[Extracted records]
╔══

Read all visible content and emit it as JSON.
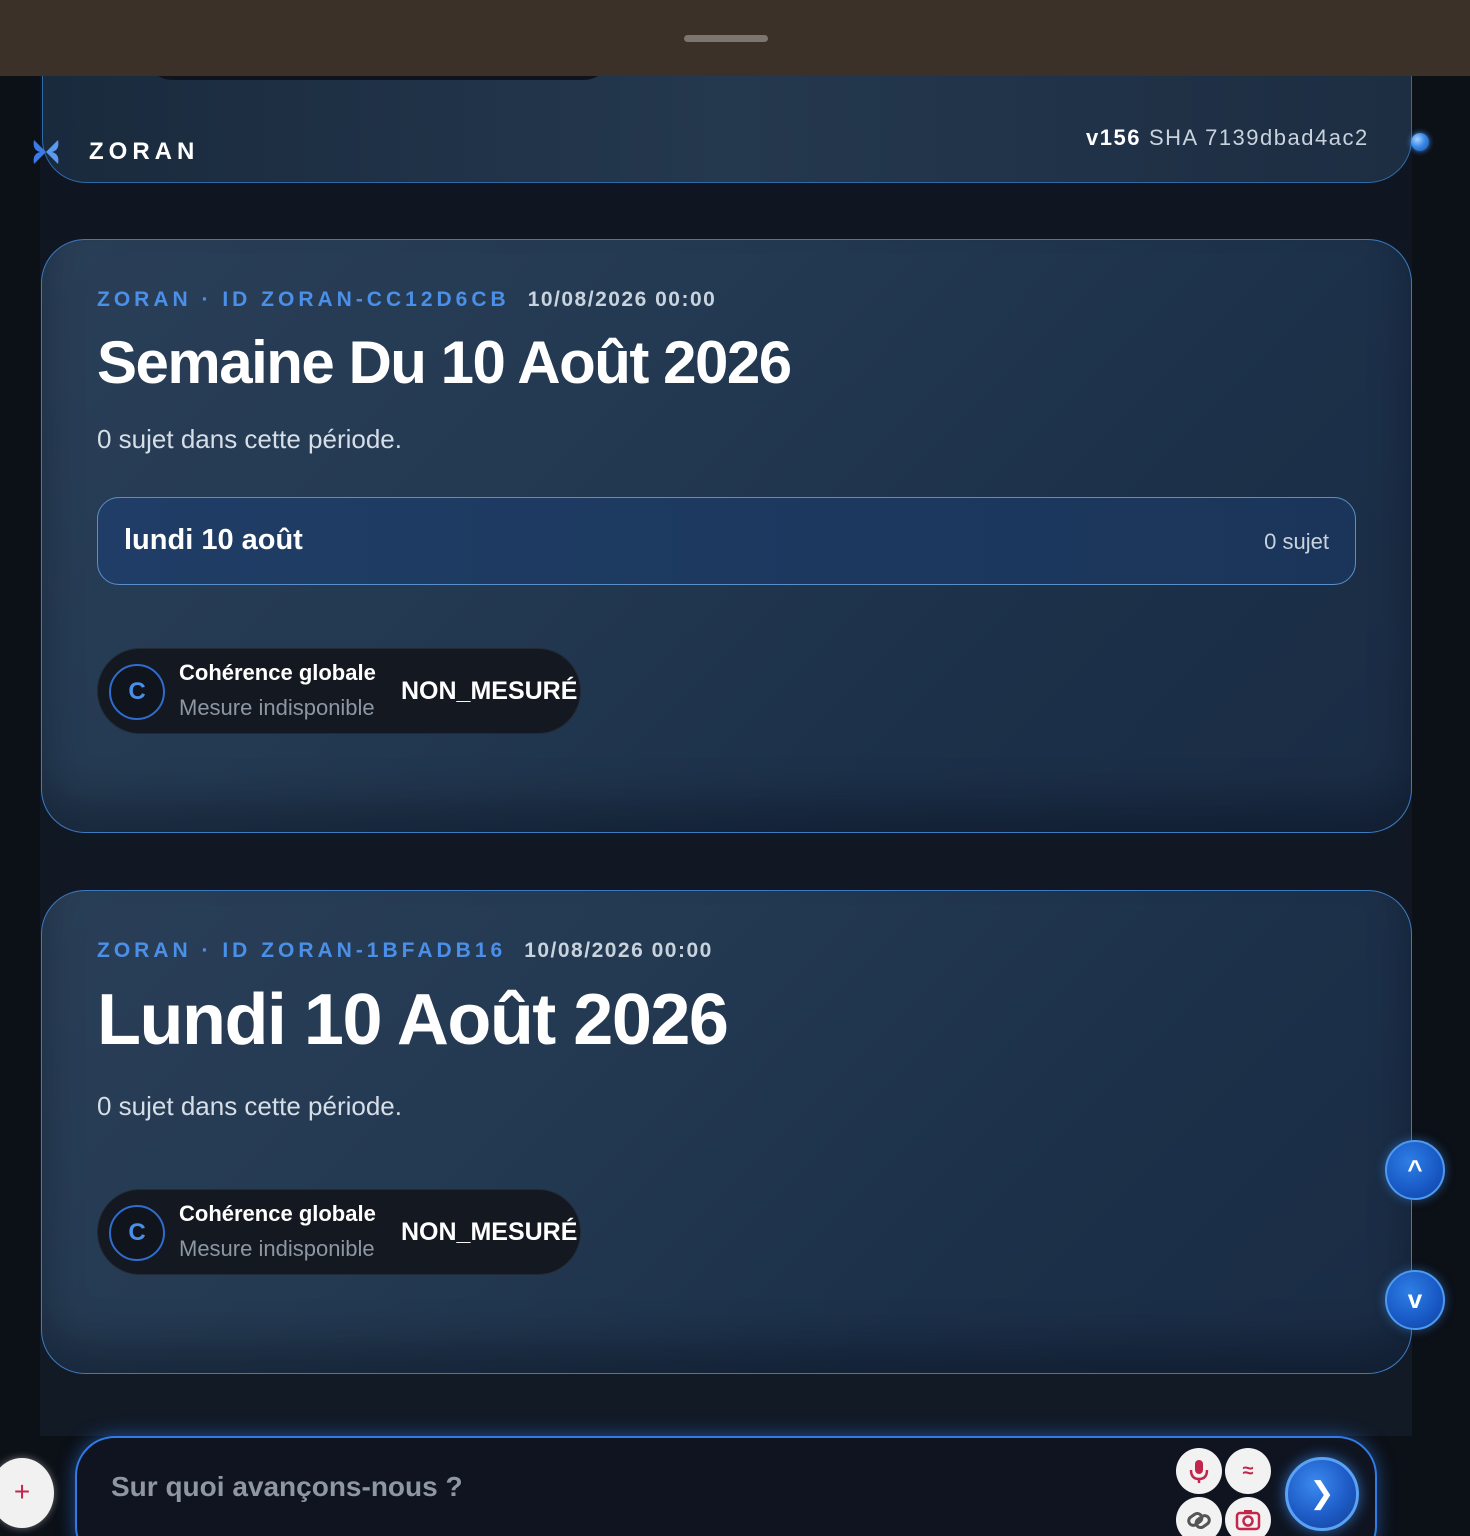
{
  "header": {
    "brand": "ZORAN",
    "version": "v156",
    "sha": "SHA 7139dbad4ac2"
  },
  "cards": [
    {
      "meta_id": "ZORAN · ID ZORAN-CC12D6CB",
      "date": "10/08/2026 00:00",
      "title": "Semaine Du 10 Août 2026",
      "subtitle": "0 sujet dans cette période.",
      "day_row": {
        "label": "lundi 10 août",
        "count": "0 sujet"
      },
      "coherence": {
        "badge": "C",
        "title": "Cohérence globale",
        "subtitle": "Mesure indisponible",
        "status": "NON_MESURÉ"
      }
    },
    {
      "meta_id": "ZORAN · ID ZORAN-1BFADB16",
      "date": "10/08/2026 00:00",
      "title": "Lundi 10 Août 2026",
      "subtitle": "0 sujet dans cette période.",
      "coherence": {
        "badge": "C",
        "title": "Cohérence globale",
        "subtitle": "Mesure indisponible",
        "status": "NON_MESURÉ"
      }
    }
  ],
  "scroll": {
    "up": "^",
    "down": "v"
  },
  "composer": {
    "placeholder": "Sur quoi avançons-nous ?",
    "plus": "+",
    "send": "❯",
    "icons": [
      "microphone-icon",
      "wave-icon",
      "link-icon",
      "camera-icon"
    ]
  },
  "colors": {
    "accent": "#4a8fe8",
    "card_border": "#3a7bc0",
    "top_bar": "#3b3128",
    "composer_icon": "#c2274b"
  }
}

╚══
╔══

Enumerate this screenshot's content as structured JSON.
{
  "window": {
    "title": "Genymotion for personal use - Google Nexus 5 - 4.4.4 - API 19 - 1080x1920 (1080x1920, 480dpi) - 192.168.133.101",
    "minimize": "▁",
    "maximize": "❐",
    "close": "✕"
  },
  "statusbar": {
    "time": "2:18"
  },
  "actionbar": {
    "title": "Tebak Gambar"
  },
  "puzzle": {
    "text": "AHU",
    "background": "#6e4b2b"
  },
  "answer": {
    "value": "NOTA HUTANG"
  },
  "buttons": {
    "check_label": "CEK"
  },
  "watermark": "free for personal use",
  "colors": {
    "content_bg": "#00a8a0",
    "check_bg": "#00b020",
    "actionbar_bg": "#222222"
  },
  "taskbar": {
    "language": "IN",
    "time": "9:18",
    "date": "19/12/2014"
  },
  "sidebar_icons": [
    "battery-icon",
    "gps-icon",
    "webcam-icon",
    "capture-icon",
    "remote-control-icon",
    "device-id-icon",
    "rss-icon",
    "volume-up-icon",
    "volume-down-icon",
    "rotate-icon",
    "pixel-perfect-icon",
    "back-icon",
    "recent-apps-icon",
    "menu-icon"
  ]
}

╚══
╔══

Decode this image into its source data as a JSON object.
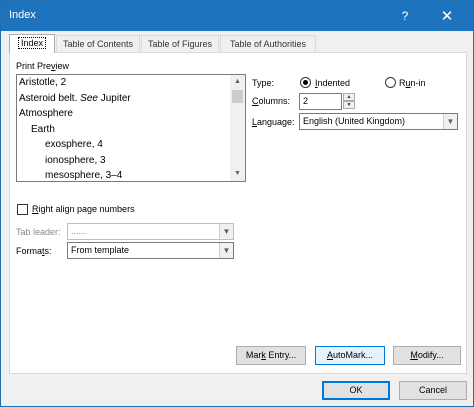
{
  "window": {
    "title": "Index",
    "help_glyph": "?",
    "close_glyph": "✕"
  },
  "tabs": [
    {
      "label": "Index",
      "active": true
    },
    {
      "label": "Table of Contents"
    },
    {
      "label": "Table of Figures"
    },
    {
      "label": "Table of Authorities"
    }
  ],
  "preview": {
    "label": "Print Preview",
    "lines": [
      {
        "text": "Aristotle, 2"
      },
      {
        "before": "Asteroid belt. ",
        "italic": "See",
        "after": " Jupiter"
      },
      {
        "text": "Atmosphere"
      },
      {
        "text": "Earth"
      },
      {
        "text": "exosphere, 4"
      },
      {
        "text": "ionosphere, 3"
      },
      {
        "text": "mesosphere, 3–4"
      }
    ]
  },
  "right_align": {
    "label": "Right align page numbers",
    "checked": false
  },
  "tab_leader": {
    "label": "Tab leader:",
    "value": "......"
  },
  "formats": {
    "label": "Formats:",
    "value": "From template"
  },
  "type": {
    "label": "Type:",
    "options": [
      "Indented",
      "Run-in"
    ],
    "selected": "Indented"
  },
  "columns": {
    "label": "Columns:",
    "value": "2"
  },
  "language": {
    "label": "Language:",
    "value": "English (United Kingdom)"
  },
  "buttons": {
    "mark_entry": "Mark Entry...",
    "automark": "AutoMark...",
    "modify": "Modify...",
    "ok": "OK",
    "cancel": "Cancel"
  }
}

╚══

-- Exercise requirements --
Gather, from the listing above, every line carrying the word "Table".

-- In response --
      "label": "Table of Contents"
      "label": "Table of Figures"
      "label": "Table of Authorities"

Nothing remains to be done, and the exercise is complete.